[[ MATERIAL PROVIDED, beginning ]]

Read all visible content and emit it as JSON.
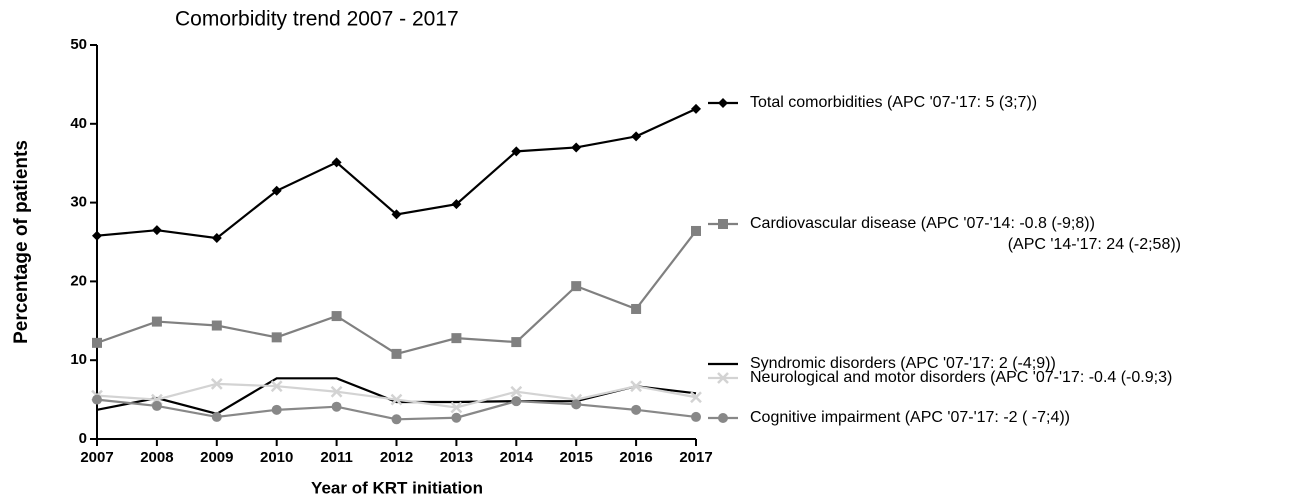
{
  "chart_data": {
    "type": "line",
    "title": "Comorbidity trend 2007 - 2017",
    "x_label": "Year of KRT initiation",
    "y_label": "Percentage of patients",
    "x": [
      2007,
      2008,
      2009,
      2010,
      2011,
      2012,
      2013,
      2014,
      2015,
      2016,
      2017
    ],
    "xlim": [
      2007,
      2017
    ],
    "xticks": [
      2007,
      2008,
      2009,
      2010,
      2011,
      2012,
      2013,
      2014,
      2015,
      2016,
      2017
    ],
    "ylim": [
      0,
      50
    ],
    "yticks": [
      0,
      10,
      20,
      30,
      40,
      50
    ],
    "series": [
      {
        "name": "Total comorbidities (APC '07-'17: 5 (3;7))",
        "color": "#000000",
        "marker": "diamond",
        "values": [
          25.8,
          26.5,
          25.5,
          31.5,
          35.1,
          28.5,
          29.8,
          36.5,
          37.0,
          38.4,
          41.9
        ]
      },
      {
        "name": "Cardiovascular disease (APC '07-'14: -0.8 (-9;8))",
        "name_continued": "(APC '14-'17: 24 (-2;58))",
        "color": "#808080",
        "marker": "square",
        "values": [
          12.2,
          14.9,
          14.4,
          12.9,
          15.6,
          10.8,
          12.8,
          12.3,
          19.4,
          16.5,
          26.4
        ]
      },
      {
        "name": "Syndromic disorders (APC '07-'17: 2 (-4;9))",
        "color": "#000000",
        "marker": "none",
        "values": [
          3.7,
          5.2,
          3.2,
          7.7,
          7.7,
          4.7,
          4.7,
          4.8,
          4.8,
          6.7,
          5.8
        ]
      },
      {
        "name": "Neurological and motor disorders (APC '07-'17: -0.4 (-0.9;3)",
        "color": "#d3d3d3",
        "marker": "cross",
        "values": [
          5.5,
          5.0,
          7.0,
          6.7,
          6.0,
          5.0,
          4.0,
          6.0,
          5.0,
          6.7,
          5.3
        ]
      },
      {
        "name": "Cognitive impairment (APC '07-'17: -2 ( -7;4))",
        "color": "#888888",
        "marker": "circle",
        "values": [
          5.0,
          4.2,
          2.8,
          3.7,
          4.1,
          2.5,
          2.7,
          4.8,
          4.4,
          3.7,
          2.8
        ]
      }
    ]
  }
}
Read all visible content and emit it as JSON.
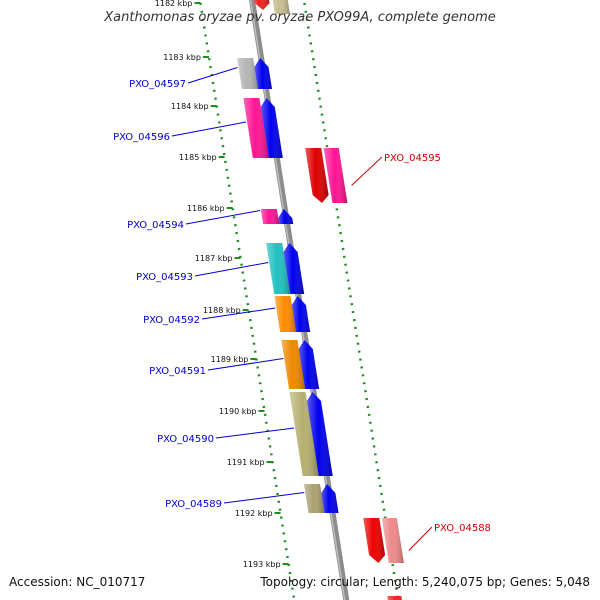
{
  "title": "Xanthomonas oryzae pv. oryzae PXO99A, complete genome",
  "footer": {
    "accession": "Accession: NC_010717",
    "summary": "Topology: circular; Length: 5,240,075 bp; Genes: 5,048"
  },
  "colors": {
    "backbone": "#8c8c8c",
    "ruler": "#228b22",
    "forward_label": "#0000cc",
    "reverse_label": "#cc0000",
    "strand_arrow": "#0000ee"
  },
  "kbp_ticks": [
    "1182 kbp",
    "1183 kbp",
    "1184 kbp",
    "1185 kbp",
    "1186 kbp",
    "1187 kbp",
    "1188 kbp",
    "1189 kbp",
    "1190 kbp",
    "1191 kbp",
    "1192 kbp",
    "1193 kbp"
  ],
  "genes": [
    {
      "id": "PXO_04597",
      "strand": "forward",
      "color": "#b5b5b5"
    },
    {
      "id": "PXO_04596",
      "strand": "forward",
      "color": "#ff1493"
    },
    {
      "id": "PXO_04595",
      "strand": "reverse",
      "color": "#dd0000"
    },
    {
      "id": "PXO_04594",
      "strand": "forward",
      "color": "#ff1493"
    },
    {
      "id": "PXO_04593",
      "strand": "forward",
      "color": "#20c0c0"
    },
    {
      "id": "PXO_04592",
      "strand": "forward",
      "color": "#ff8c00"
    },
    {
      "id": "PXO_04591",
      "strand": "forward",
      "color": "#ee8800"
    },
    {
      "id": "PXO_04590",
      "strand": "forward",
      "color": "#b5b070"
    },
    {
      "id": "PXO_04589",
      "strand": "forward",
      "color": "#aaa070"
    },
    {
      "id": "PXO_04588",
      "strand": "reverse",
      "color": "#ee0000"
    }
  ]
}
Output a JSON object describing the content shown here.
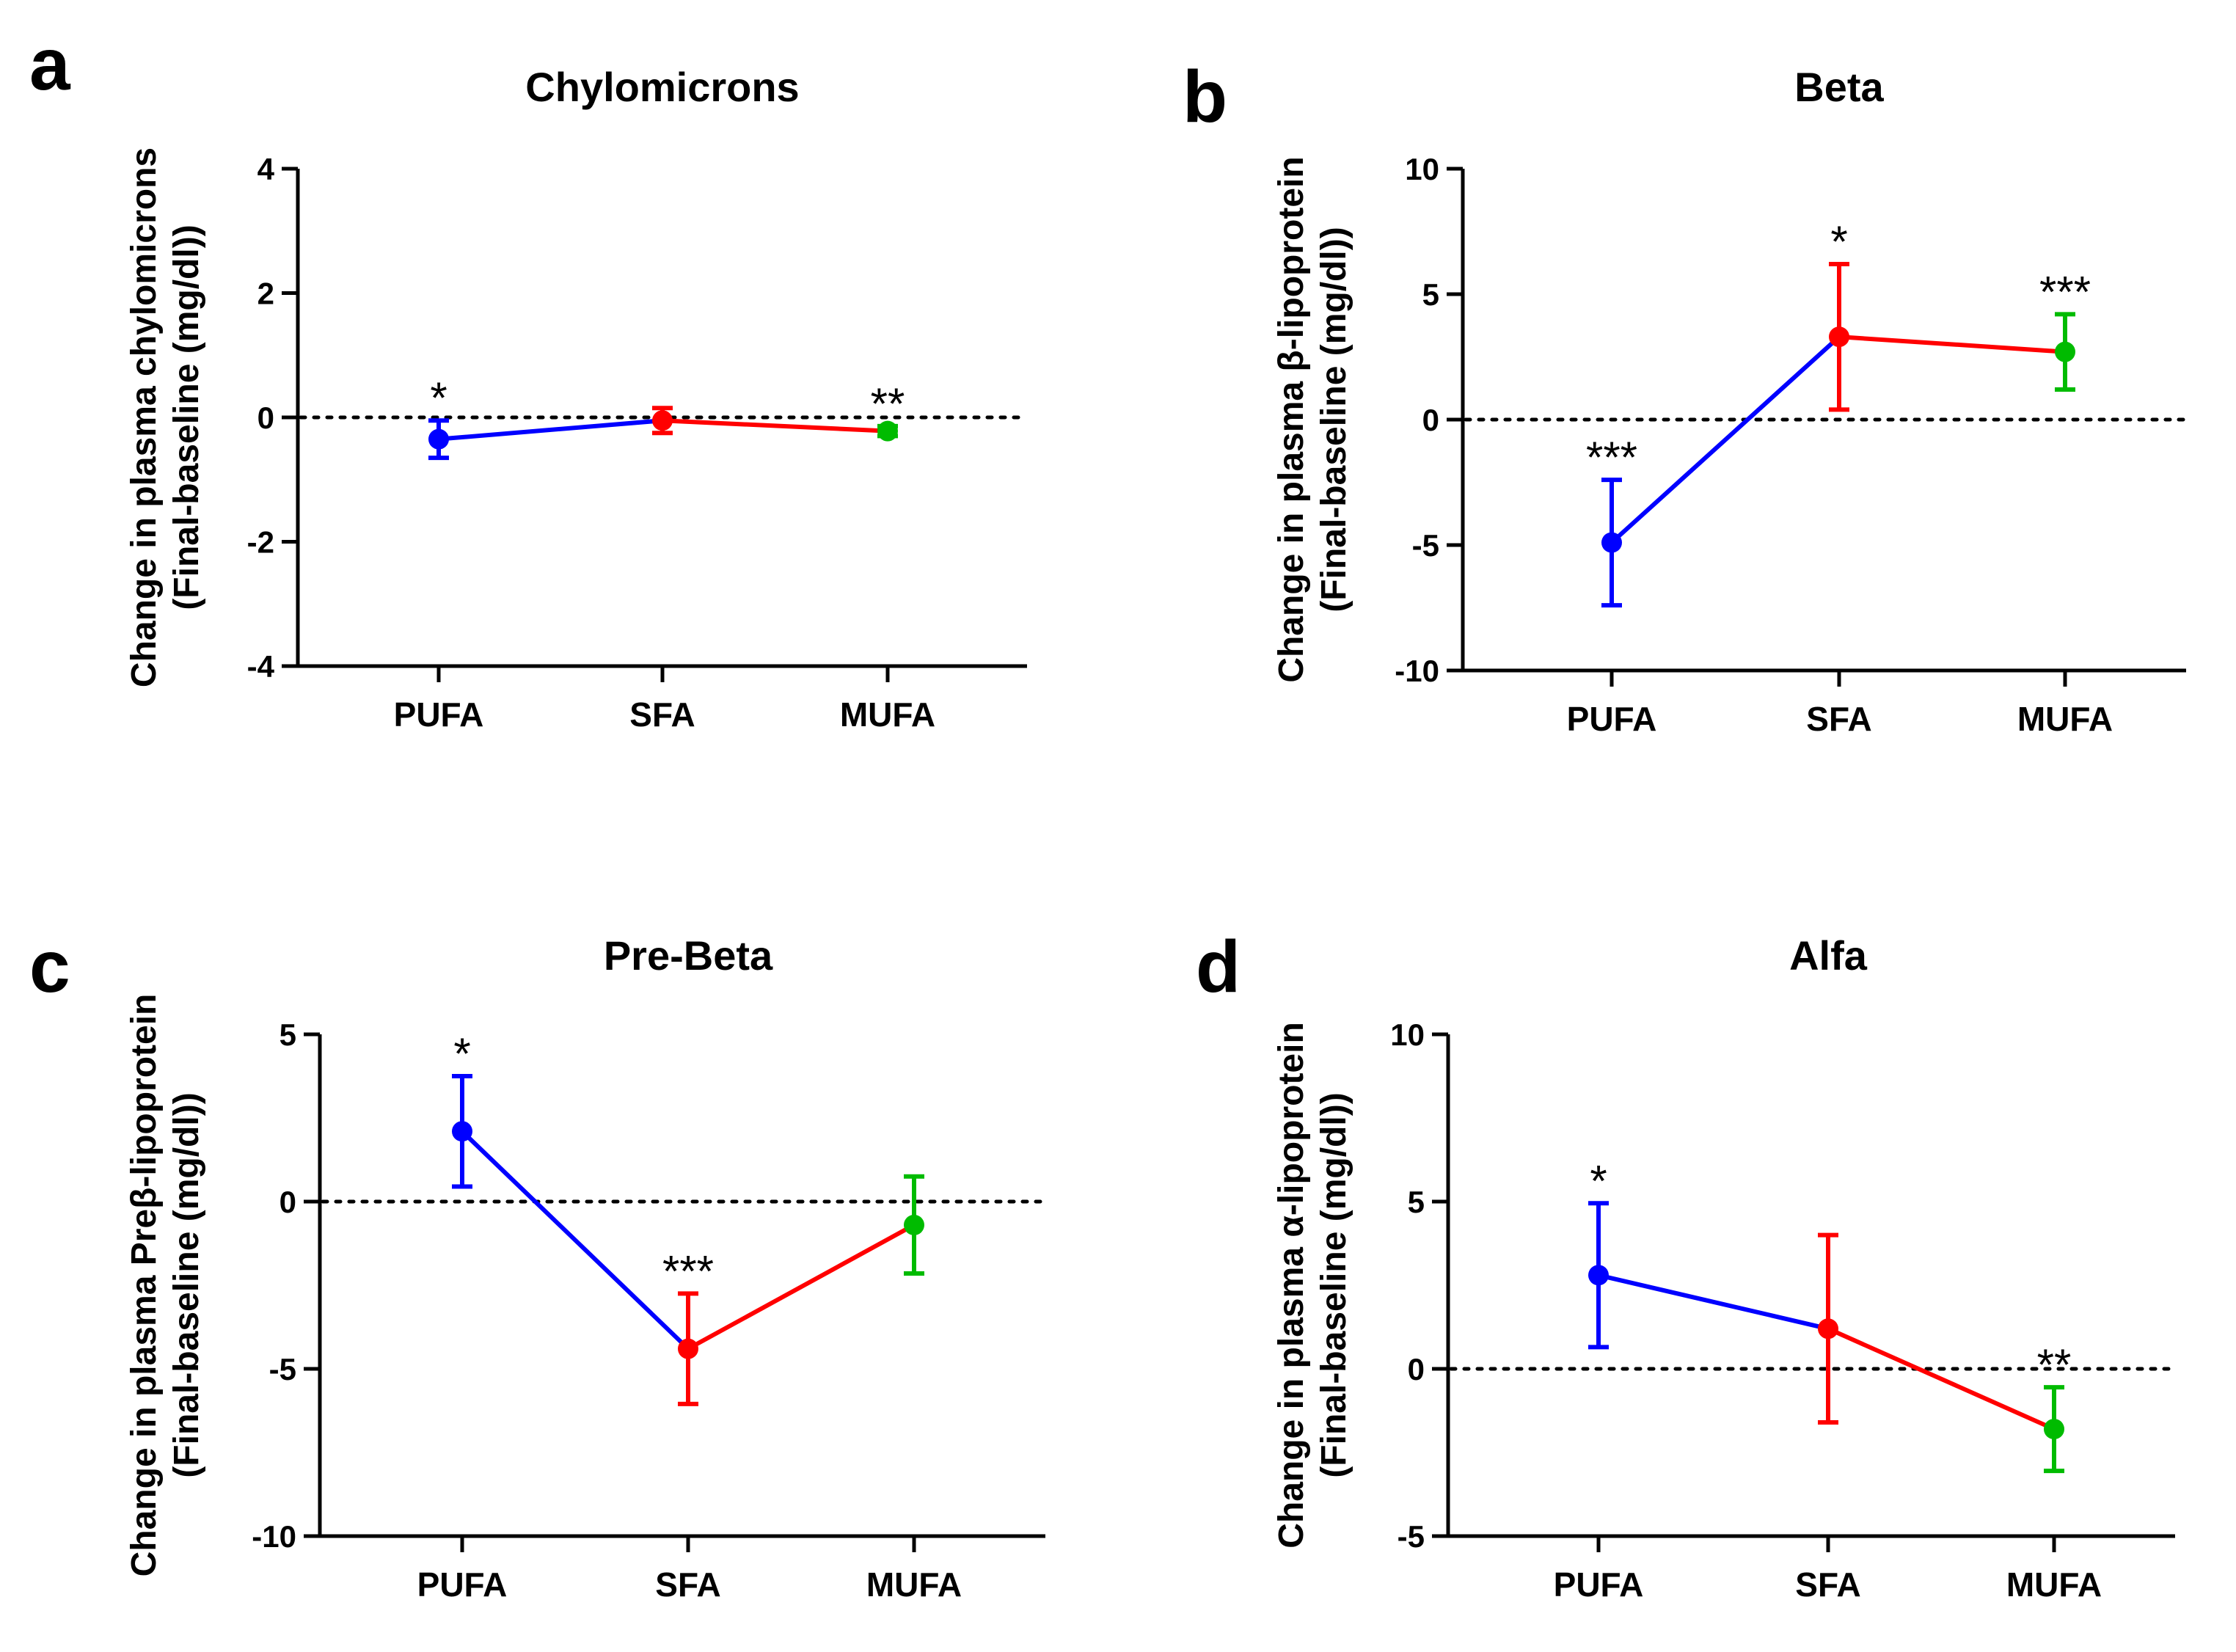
{
  "figure": {
    "panels": [
      "a",
      "b",
      "c",
      "d"
    ]
  },
  "chart_data": [
    {
      "panel": "a",
      "type": "line",
      "title": "Chylomicrons",
      "ylabel_line1": "Change in plasma  chylomicrons",
      "ylabel_line2": "(Final-baseline (mg/dl))",
      "categories": [
        "PUFA",
        "SFA",
        "MUFA"
      ],
      "values": [
        -0.35,
        -0.05,
        -0.22
      ],
      "error": [
        0.3,
        0.2,
        0.08
      ],
      "significance": [
        "*",
        "",
        "**"
      ],
      "colors": [
        "#0000ff",
        "#ff0000",
        "#00bb00"
      ],
      "ylim": [
        -4,
        4
      ],
      "yticks": [
        -4,
        -2,
        0,
        2,
        4
      ],
      "ytick_labels": [
        "-4",
        "-2",
        "0",
        "2",
        "4"
      ],
      "reference_line": 0
    },
    {
      "panel": "b",
      "type": "line",
      "title": "Beta",
      "ylabel_line1": "Change in plasma  β-lipoprotein",
      "ylabel_line2": "(Final-baseline (mg/dl))",
      "categories": [
        "PUFA",
        "SFA",
        "MUFA"
      ],
      "values": [
        -4.9,
        3.3,
        2.7
      ],
      "error": [
        2.5,
        2.9,
        1.5
      ],
      "significance": [
        "***",
        "*",
        "***"
      ],
      "colors": [
        "#0000ff",
        "#ff0000",
        "#00bb00"
      ],
      "ylim": [
        -10,
        10
      ],
      "yticks": [
        -10,
        -5,
        0,
        5,
        10
      ],
      "ytick_labels": [
        "-10",
        "-5",
        "0",
        "5",
        "10"
      ],
      "reference_line": 0
    },
    {
      "panel": "c",
      "type": "line",
      "title": "Pre-Beta",
      "ylabel_line1": "Change in plasma  Preβ-lipoprotein",
      "ylabel_line2": "(Final-baseline (mg/dl))",
      "categories": [
        "PUFA",
        "SFA",
        "MUFA"
      ],
      "values": [
        2.1,
        -4.4,
        -0.7
      ],
      "error": [
        1.65,
        1.65,
        1.45
      ],
      "significance": [
        "*",
        "***",
        ""
      ],
      "colors": [
        "#0000ff",
        "#ff0000",
        "#00bb00"
      ],
      "ylim": [
        -10,
        5
      ],
      "yticks": [
        -10,
        -5,
        0,
        5
      ],
      "ytick_labels": [
        "-10",
        "-5",
        "0",
        "5"
      ],
      "reference_line": 0
    },
    {
      "panel": "d",
      "type": "line",
      "title": "Alfa",
      "ylabel_line1": "Change in plasma  α-lipoprotein",
      "ylabel_line2": "(Final-baseline (mg/dl))",
      "categories": [
        "PUFA",
        "SFA",
        "MUFA"
      ],
      "values": [
        2.8,
        1.2,
        -1.8
      ],
      "error": [
        2.15,
        2.8,
        1.25
      ],
      "significance": [
        "*",
        "",
        "**"
      ],
      "colors": [
        "#0000ff",
        "#ff0000",
        "#00bb00"
      ],
      "ylim": [
        -5,
        10
      ],
      "yticks": [
        -5,
        0,
        5,
        10
      ],
      "ytick_labels": [
        "-5",
        "0",
        "5",
        "10"
      ],
      "reference_line": 0
    }
  ]
}
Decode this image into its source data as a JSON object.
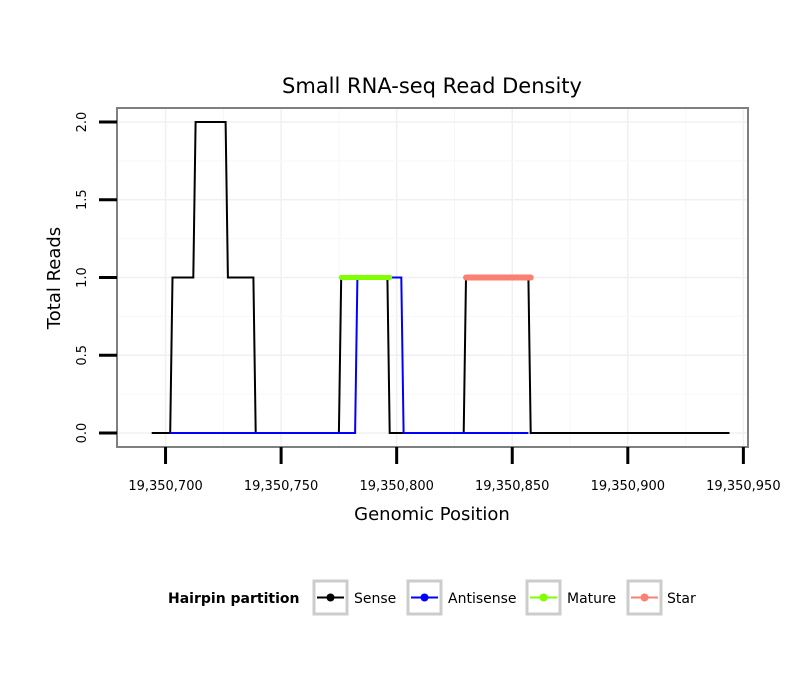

[[ MATERIAL PROVIDED, end ]]

EXERCISE REQUIREMENTS » For this exercise, return the data above exactly and leave every picture out.

RESPONSE TO THIS EXERCISE »
Read all visible content and emit it as JSON.
{
  "chart_data": {
    "type": "line",
    "title": "Comorbidity trend 2007 - 2017",
    "x_label": "Year of KRT initiation",
    "y_label": "Percentage of patients",
    "x": [
      2007,
      2008,
      2009,
      2010,
      2011,
      2012,
      2013,
      2014,
      2015,
      2016,
      2017
    ],
    "xlim": [
      2007,
      2017
    ],
    "xticks": [
      2007,
      2008,
      2009,
      2010,
      2011,
      2012,
      2013,
      2014,
      2015,
      2016,
      2017
    ],
    "ylim": [
      0,
      50
    ],
    "yticks": [
      0,
      10,
      20,
      30,
      40,
      50
    ],
    "series": [
      {
        "name": "Total comorbidities (APC '07-'17: 5 (3;7))",
        "color": "#000000",
        "marker": "diamond",
        "values": [
          25.8,
          26.5,
          25.5,
          31.5,
          35.1,
          28.5,
          29.8,
          36.5,
          37.0,
          38.4,
          41.9
        ]
      },
      {
        "name": "Cardiovascular disease (APC '07-'14: -0.8 (-9;8))",
        "name_continued": "(APC '14-'17: 24 (-2;58))",
        "color": "#808080",
        "marker": "square",
        "values": [
          12.2,
          14.9,
          14.4,
          12.9,
          15.6,
          10.8,
          12.8,
          12.3,
          19.4,
          16.5,
          26.4
        ]
      },
      {
        "name": "Syndromic disorders (APC '07-'17: 2 (-4;9))",
        "color": "#000000",
        "marker": "none",
        "values": [
          3.7,
          5.2,
          3.2,
          7.7,
          7.7,
          4.7,
          4.7,
          4.8,
          4.8,
          6.7,
          5.8
        ]
      },
      {
        "name": "Neurological and motor disorders (APC '07-'17: -0.4 (-0.9;3)",
        "color": "#d3d3d3",
        "marker": "cross",
        "values": [
          5.5,
          5.0,
          7.0,
          6.7,
          6.0,
          5.0,
          4.0,
          6.0,
          5.0,
          6.7,
          5.3
        ]
      },
      {
        "name": "Cognitive impairment (APC '07-'17: -2 ( -7;4))",
        "color": "#888888",
        "marker": "circle",
        "values": [
          5.0,
          4.2,
          2.8,
          3.7,
          4.1,
          2.5,
          2.7,
          4.8,
          4.4,
          3.7,
          2.8
        ]
      }
    ]
  }
}
Read all visible content and emit it as JSON.
{
  "title": "Xanthomonas oryzae pv. oryzae PXO99A, complete genome",
  "footer": {
    "accession": "Accession: NC_010717",
    "summary": "Topology: circular; Length: 5,240,075 bp; Genes: 5,048"
  },
  "colors": {
    "backbone": "#8c8c8c",
    "ruler": "#228b22",
    "forward_label": "#0000cc",
    "reverse_label": "#cc0000",
    "strand_arrow": "#0000ee"
  },
  "kbp_ticks": [
    "1182 kbp",
    "1183 kbp",
    "1184 kbp",
    "1185 kbp",
    "1186 kbp",
    "1187 kbp",
    "1188 kbp",
    "1189 kbp",
    "1190 kbp",
    "1191 kbp",
    "1192 kbp",
    "1193 kbp"
  ],
  "genes": [
    {
      "id": "PXO_04597",
      "strand": "forward",
      "color": "#b5b5b5"
    },
    {
      "id": "PXO_04596",
      "strand": "forward",
      "color": "#ff1493"
    },
    {
      "id": "PXO_04595",
      "strand": "reverse",
      "color": "#dd0000"
    },
    {
      "id": "PXO_04594",
      "strand": "forward",
      "color": "#ff1493"
    },
    {
      "id": "PXO_04593",
      "strand": "forward",
      "color": "#20c0c0"
    },
    {
      "id": "PXO_04592",
      "strand": "forward",
      "color": "#ff8c00"
    },
    {
      "id": "PXO_04591",
      "strand": "forward",
      "color": "#ee8800"
    },
    {
      "id": "PXO_04590",
      "strand": "forward",
      "color": "#b5b070"
    },
    {
      "id": "PXO_04589",
      "strand": "forward",
      "color": "#aaa070"
    },
    {
      "id": "PXO_04588",
      "strand": "reverse",
      "color": "#ee0000"
    }
  ]
}
Output a JSON object describing the content shown here.
{
  "figure": {
    "panels": [
      "a",
      "b",
      "c",
      "d"
    ]
  },
  "chart_data": [
    {
      "panel": "a",
      "type": "line",
      "title": "Chylomicrons",
      "ylabel_line1": "Change in plasma  chylomicrons",
      "ylabel_line2": "(Final-baseline (mg/dl))",
      "categories": [
        "PUFA",
        "SFA",
        "MUFA"
      ],
      "values": [
        -0.35,
        -0.05,
        -0.22
      ],
      "error": [
        0.3,
        0.2,
        0.08
      ],
      "significance": [
        "*",
        "",
        "**"
      ],
      "colors": [
        "#0000ff",
        "#ff0000",
        "#00bb00"
      ],
      "ylim": [
        -4,
        4
      ],
      "yticks": [
        -4,
        -2,
        0,
        2,
        4
      ],
      "ytick_labels": [
        "-4",
        "-2",
        "0",
        "2",
        "4"
      ],
      "reference_line": 0
    },
    {
      "panel": "b",
      "type": "line",
      "title": "Beta",
      "ylabel_line1": "Change in plasma  β-lipoprotein",
      "ylabel_line2": "(Final-baseline (mg/dl))",
      "categories": [
        "PUFA",
        "SFA",
        "MUFA"
      ],
      "values": [
        -4.9,
        3.3,
        2.7
      ],
      "error": [
        2.5,
        2.9,
        1.5
      ],
      "significance": [
        "***",
        "*",
        "***"
      ],
      "colors": [
        "#0000ff",
        "#ff0000",
        "#00bb00"
      ],
      "ylim": [
        -10,
        10
      ],
      "yticks": [
        -10,
        -5,
        0,
        5,
        10
      ],
      "ytick_labels": [
        "-10",
        "-5",
        "0",
        "5",
        "10"
      ],
      "reference_line": 0
    },
    {
      "panel": "c",
      "type": "line",
      "title": "Pre-Beta",
      "ylabel_line1": "Change in plasma  Preβ-lipoprotein",
      "ylabel_line2": "(Final-baseline (mg/dl))",
      "categories": [
        "PUFA",
        "SFA",
        "MUFA"
      ],
      "values": [
        2.1,
        -4.4,
        -0.7
      ],
      "error": [
        1.65,
        1.65,
        1.45
      ],
      "significance": [
        "*",
        "***",
        ""
      ],
      "colors": [
        "#0000ff",
        "#ff0000",
        "#00bb00"
      ],
      "ylim": [
        -10,
        5
      ],
      "yticks": [
        -10,
        -5,
        0,
        5
      ],
      "ytick_labels": [
        "-10",
        "-5",
        "0",
        "5"
      ],
      "reference_line": 0
    },
    {
      "panel": "d",
      "type": "line",
      "title": "Alfa",
      "ylabel_line1": "Change in plasma  α-lipoprotein",
      "ylabel_line2": "(Final-baseline (mg/dl))",
      "categories": [
        "PUFA",
        "SFA",
        "MUFA"
      ],
      "values": [
        2.8,
        1.2,
        -1.8
      ],
      "error": [
        2.15,
        2.8,
        1.25
      ],
      "significance": [
        "*",
        "",
        "**"
      ],
      "colors": [
        "#0000ff",
        "#ff0000",
        "#00bb00"
      ],
      "ylim": [
        -5,
        10
      ],
      "yticks": [
        -5,
        0,
        5,
        10
      ],
      "ytick_labels": [
        "-5",
        "0",
        "5",
        "10"
      ],
      "reference_line": 0
    }
  ]
}
Decode this image into its source data as a JSON object.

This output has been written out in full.